▶ [What you are asked to do]: Select, from the data, each line where "need" occurs.

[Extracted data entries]
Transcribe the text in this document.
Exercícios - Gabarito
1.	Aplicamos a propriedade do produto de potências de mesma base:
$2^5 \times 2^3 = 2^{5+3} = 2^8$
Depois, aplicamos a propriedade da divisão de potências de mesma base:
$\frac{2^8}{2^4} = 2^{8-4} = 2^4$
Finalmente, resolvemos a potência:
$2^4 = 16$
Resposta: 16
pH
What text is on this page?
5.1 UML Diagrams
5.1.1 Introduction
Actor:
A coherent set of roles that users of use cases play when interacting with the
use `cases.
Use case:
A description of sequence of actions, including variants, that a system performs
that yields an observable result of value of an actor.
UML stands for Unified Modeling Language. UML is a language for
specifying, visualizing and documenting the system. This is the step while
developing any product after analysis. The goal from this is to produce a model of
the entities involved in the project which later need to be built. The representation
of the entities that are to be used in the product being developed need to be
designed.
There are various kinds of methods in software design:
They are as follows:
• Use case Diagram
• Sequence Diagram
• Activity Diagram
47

▶ [Result for this exercise]:
the entities involved in the project which later need to be built. The representation
of the entities that are to be used in the product being developed need to be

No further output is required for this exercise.